» SUPPLIED DATA:
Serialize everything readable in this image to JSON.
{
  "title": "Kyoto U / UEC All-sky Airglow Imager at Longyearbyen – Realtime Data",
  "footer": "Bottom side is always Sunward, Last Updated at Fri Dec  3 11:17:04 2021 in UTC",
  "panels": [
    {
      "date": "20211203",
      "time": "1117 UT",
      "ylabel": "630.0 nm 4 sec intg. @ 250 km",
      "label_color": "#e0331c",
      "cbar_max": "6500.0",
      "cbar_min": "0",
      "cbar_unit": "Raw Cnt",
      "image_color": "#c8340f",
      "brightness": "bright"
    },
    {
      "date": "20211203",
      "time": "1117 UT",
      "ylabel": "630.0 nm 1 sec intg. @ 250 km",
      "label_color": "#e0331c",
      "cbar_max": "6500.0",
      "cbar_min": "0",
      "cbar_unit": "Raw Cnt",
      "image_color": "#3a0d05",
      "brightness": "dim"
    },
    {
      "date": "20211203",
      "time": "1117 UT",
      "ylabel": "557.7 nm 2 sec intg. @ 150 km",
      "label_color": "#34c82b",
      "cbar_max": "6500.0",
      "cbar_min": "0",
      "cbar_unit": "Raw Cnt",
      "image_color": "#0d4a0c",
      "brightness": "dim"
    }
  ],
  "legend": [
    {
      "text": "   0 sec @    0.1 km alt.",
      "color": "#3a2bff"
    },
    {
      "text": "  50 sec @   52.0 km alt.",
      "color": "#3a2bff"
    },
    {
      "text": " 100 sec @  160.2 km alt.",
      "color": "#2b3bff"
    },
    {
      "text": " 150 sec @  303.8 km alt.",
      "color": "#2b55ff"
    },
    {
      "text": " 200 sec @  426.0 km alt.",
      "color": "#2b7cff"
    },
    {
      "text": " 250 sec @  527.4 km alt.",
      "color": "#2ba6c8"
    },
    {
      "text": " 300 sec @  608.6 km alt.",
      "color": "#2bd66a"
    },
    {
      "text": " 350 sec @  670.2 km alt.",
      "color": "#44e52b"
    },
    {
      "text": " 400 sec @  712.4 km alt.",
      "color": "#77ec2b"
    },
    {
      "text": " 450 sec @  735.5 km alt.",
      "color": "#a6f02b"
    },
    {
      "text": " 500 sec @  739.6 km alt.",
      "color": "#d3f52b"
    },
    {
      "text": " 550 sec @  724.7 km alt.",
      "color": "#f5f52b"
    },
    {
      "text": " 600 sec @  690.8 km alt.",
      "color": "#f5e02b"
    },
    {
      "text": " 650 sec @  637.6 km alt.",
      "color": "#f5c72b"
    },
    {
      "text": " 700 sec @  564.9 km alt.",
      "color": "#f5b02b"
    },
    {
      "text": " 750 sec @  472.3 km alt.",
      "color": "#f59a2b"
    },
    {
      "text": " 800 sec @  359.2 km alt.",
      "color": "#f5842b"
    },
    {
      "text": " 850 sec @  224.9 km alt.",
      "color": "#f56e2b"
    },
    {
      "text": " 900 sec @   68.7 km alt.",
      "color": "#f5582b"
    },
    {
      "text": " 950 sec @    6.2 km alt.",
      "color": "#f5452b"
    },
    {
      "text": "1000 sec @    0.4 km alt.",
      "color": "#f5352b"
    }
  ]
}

» WHAT IS REQUIRED:
Go through the records and print each one exactly.

» EXERCISE RESPONSE:
Serialize everything readable in this image to JSON.
{
  "title": "Kyoto U / UEC All-sky Airglow Imager at Longyearbyen – Realtime Data",
  "footer": "Bottom side is always Sunward, Last Updated at Fri Dec  3 11:17:04 2021 in UTC",
  "panels": [
    {
      "date": "20211203",
      "time": "1117 UT",
      "ylabel": "630.0 nm 4 sec intg. @ 250 km",
      "label_color": "#e0331c",
      "cbar_max": "6500.0",
      "cbar_min": "0",
      "cbar_unit": "Raw Cnt",
      "image_color": "#c8340f",
      "brightness": "bright"
    },
    {
      "date": "20211203",
      "time": "1117 UT",
      "ylabel": "630.0 nm 1 sec intg. @ 250 km",
      "label_color": "#e0331c",
      "cbar_max": "6500.0",
      "cbar_min": "0",
      "cbar_unit": "Raw Cnt",
      "image_color": "#3a0d05",
      "brightness": "dim"
    },
    {
      "date": "20211203",
      "time": "1117 UT",
      "ylabel": "557.7 nm 2 sec intg. @ 150 km",
      "label_color": "#34c82b",
      "cbar_max": "6500.0",
      "cbar_min": "0",
      "cbar_unit": "Raw Cnt",
      "image_color": "#0d4a0c",
      "brightness": "dim"
    }
  ],
  "legend": [
    {
      "text": "   0 sec @    0.1 km alt.",
      "color": "#3a2bff"
    },
    {
      "text": "  50 sec @   52.0 km alt.",
      "color": "#3a2bff"
    },
    {
      "text": " 100 sec @  160.2 km alt.",
      "color": "#2b3bff"
    },
    {
      "text": " 150 sec @  303.8 km alt.",
      "color": "#2b55ff"
    },
    {
      "text": " 200 sec @  426.0 km alt.",
      "color": "#2b7cff"
    },
    {
      "text": " 250 sec @  527.4 km alt.",
      "color": "#2ba6c8"
    },
    {
      "text": " 300 sec @  608.6 km alt.",
      "color": "#2bd66a"
    },
    {
      "text": " 350 sec @  670.2 km alt.",
      "color": "#44e52b"
    },
    {
      "text": " 400 sec @  712.4 km alt.",
      "color": "#77ec2b"
    },
    {
      "text": " 450 sec @  735.5 km alt.",
      "color": "#a6f02b"
    },
    {
      "text": " 500 sec @  739.6 km alt.",
      "color": "#d3f52b"
    },
    {
      "text": " 550 sec @  724.7 km alt.",
      "color": "#f5f52b"
    },
    {
      "text": " 600 sec @  690.8 km alt.",
      "color": "#f5e02b"
    },
    {
      "text": " 650 sec @  637.6 km alt.",
      "color": "#f5c72b"
    },
    {
      "text": " 700 sec @  564.9 km alt.",
      "color": "#f5b02b"
    },
    {
      "text": " 750 sec @  472.3 km alt.",
      "color": "#f59a2b"
    },
    {
      "text": " 800 sec @  359.2 km alt.",
      "color": "#f5842b"
    },
    {
      "text": " 850 sec @  224.9 km alt.",
      "color": "#f56e2b"
    },
    {
      "text": " 900 sec @   68.7 km alt.",
      "color": "#f5582b"
    },
    {
      "text": " 950 sec @    6.2 km alt.",
      "color": "#f5452b"
    },
    {
      "text": "1000 sec @    0.4 km alt.",
      "color": "#f5352b"
    }
  ]
}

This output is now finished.